[Stored items]
_ _ _ _ _
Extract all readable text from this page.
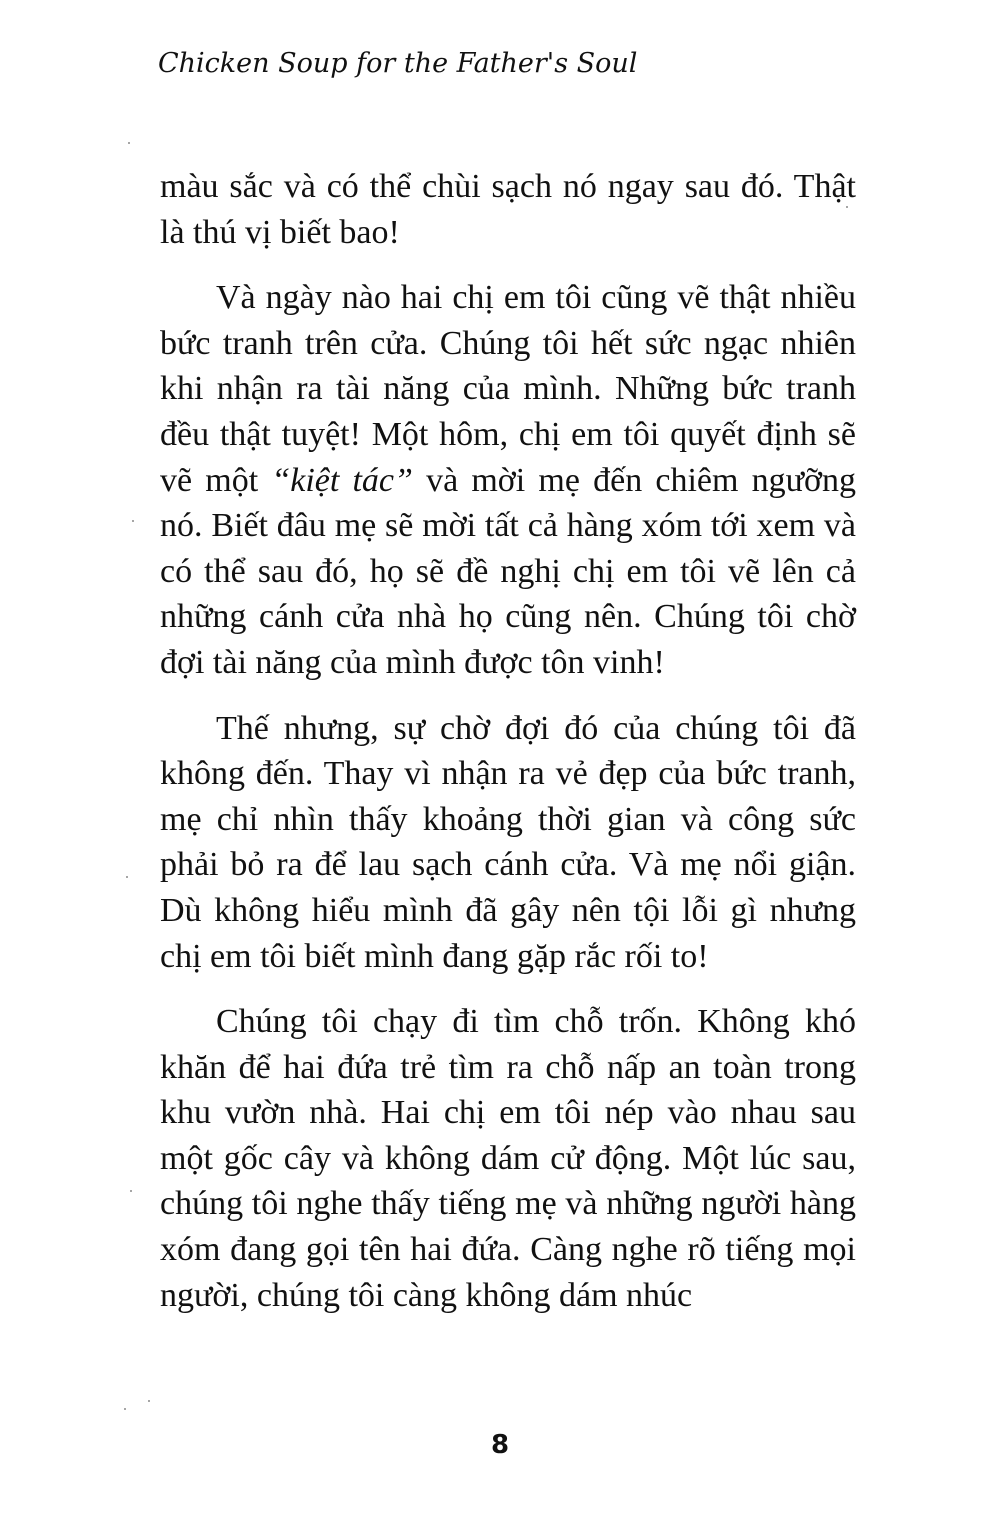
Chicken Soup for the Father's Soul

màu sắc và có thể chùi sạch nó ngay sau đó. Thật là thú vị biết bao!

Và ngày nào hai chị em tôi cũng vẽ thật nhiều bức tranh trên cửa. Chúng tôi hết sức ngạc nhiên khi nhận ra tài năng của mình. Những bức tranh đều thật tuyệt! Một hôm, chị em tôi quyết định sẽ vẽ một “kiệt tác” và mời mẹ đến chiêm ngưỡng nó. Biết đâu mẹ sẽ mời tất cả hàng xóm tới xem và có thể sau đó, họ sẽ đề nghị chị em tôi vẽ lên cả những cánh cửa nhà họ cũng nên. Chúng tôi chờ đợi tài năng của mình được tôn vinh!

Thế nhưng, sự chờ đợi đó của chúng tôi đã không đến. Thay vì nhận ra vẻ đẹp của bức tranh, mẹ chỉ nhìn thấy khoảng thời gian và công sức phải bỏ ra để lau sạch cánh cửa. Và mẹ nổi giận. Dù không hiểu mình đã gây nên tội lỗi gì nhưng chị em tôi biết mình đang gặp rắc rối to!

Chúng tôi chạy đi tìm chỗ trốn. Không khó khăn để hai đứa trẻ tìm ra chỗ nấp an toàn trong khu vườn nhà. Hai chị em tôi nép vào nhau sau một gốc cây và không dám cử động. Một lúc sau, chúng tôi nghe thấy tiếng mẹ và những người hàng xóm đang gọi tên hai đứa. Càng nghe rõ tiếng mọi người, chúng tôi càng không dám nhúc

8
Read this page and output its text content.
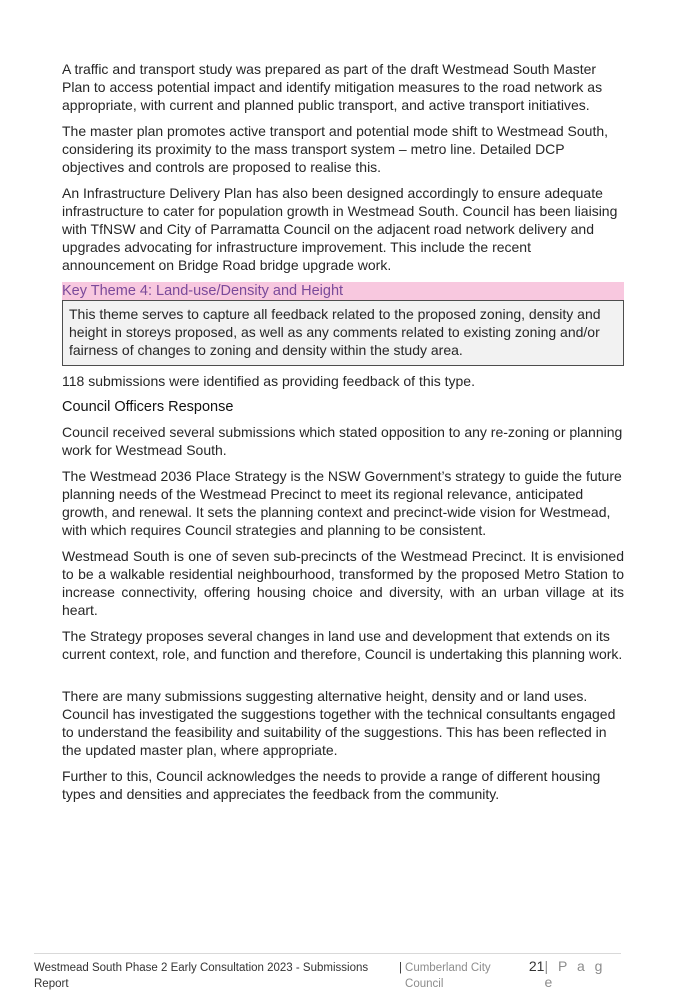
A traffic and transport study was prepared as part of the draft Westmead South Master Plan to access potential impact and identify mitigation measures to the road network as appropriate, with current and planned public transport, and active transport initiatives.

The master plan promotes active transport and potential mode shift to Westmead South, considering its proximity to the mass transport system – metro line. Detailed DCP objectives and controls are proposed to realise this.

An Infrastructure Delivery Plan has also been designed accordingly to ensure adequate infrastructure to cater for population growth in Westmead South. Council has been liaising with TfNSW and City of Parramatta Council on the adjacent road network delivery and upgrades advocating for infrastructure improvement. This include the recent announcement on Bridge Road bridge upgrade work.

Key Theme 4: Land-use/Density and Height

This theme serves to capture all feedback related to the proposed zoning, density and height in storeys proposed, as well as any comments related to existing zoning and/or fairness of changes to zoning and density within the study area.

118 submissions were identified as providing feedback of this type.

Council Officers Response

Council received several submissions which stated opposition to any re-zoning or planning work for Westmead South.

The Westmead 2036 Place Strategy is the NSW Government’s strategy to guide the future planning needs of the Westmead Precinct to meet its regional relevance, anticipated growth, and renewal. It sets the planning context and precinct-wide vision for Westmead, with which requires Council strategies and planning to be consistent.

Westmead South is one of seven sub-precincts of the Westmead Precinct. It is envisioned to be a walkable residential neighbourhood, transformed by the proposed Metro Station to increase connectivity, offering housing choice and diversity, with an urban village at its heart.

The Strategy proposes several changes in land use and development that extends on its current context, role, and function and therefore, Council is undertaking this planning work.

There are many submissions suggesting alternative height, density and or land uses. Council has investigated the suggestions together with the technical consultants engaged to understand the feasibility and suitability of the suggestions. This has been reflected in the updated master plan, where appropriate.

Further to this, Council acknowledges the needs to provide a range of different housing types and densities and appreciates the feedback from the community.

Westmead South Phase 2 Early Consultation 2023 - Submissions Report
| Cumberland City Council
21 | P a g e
_ _ _ _ _
→ To be done: Give all the lines above again, character for character, without pictures.

→ The result:
Extract all readable text from this page.
Chicken Soup for the Father's Soul

màu sắc và có thể chùi sạch nó ngay sau đó. Thật là thú vị biết bao!

Và ngày nào hai chị em tôi cũng vẽ thật nhiều bức tranh trên cửa. Chúng tôi hết sức ngạc nhiên khi nhận ra tài năng của mình. Những bức tranh đều thật tuyệt! Một hôm, chị em tôi quyết định sẽ vẽ một “kiệt tác” và mời mẹ đến chiêm ngưỡng nó. Biết đâu mẹ sẽ mời tất cả hàng xóm tới xem và có thể sau đó, họ sẽ đề nghị chị em tôi vẽ lên cả những cánh cửa nhà họ cũng nên. Chúng tôi chờ đợi tài năng của mình được tôn vinh!

Thế nhưng, sự chờ đợi đó của chúng tôi đã không đến. Thay vì nhận ra vẻ đẹp của bức tranh, mẹ chỉ nhìn thấy khoảng thời gian và công sức phải bỏ ra để lau sạch cánh cửa. Và mẹ nổi giận. Dù không hiểu mình đã gây nên tội lỗi gì nhưng chị em tôi biết mình đang gặp rắc rối to!

Chúng tôi chạy đi tìm chỗ trốn. Không khó khăn để hai đứa trẻ tìm ra chỗ nấp an toàn trong khu vườn nhà. Hai chị em tôi nép vào nhau sau một gốc cây và không dám cử động. Một lúc sau, chúng tôi nghe thấy tiếng mẹ và những người hàng xóm đang gọi tên hai đứa. Càng nghe rõ tiếng mọi người, chúng tôi càng không dám nhúc

8
Read this page and output its text content.
A traffic and transport study was prepared as part of the draft Westmead South Master Plan to access potential impact and identify mitigation measures to the road network as appropriate, with current and planned public transport, and active transport initiatives.

The master plan promotes active transport and potential mode shift to Westmead South, considering its proximity to the mass transport system – metro line. Detailed DCP objectives and controls are proposed to realise this.

An Infrastructure Delivery Plan has also been designed accordingly to ensure adequate infrastructure to cater for population growth in Westmead South. Council has been liaising with TfNSW and City of Parramatta Council on the adjacent road network delivery and upgrades advocating for infrastructure improvement. This include the recent announcement on Bridge Road bridge upgrade work.

Key Theme 4: Land-use/Density and Height

This theme serves to capture all feedback related to the proposed zoning, density and height in storeys proposed, as well as any comments related to existing zoning and/or fairness of changes to zoning and density within the study area.

118 submissions were identified as providing feedback of this type.

Council Officers Response

Council received several submissions which stated opposition to any re-zoning or planning work for Westmead South.

The Westmead 2036 Place Strategy is the NSW Government’s strategy to guide the future planning needs of the Westmead Precinct to meet its regional relevance, anticipated growth, and renewal. It sets the planning context and precinct-wide vision for Westmead, with which requires Council strategies and planning to be consistent.

Westmead South is one of seven sub-precincts of the Westmead Precinct. It is envisioned to be a walkable residential neighbourhood, transformed by the proposed Metro Station to increase connectivity, offering housing choice and diversity, with an urban village at its heart.

The Strategy proposes several changes in land use and development that extends on its current context, role, and function and therefore, Council is undertaking this planning work.

There are many submissions suggesting alternative height, density and or land uses. Council has investigated the suggestions together with the technical consultants engaged to understand the feasibility and suitability of the suggestions. This has been reflected in the updated master plan, where appropriate.

Further to this, Council acknowledges the needs to provide a range of different housing types and densities and appreciates the feedback from the community.

Westmead South Phase 2 Early Consultation 2023 - Submissions Report
| Cumberland City Council
21 | P a g e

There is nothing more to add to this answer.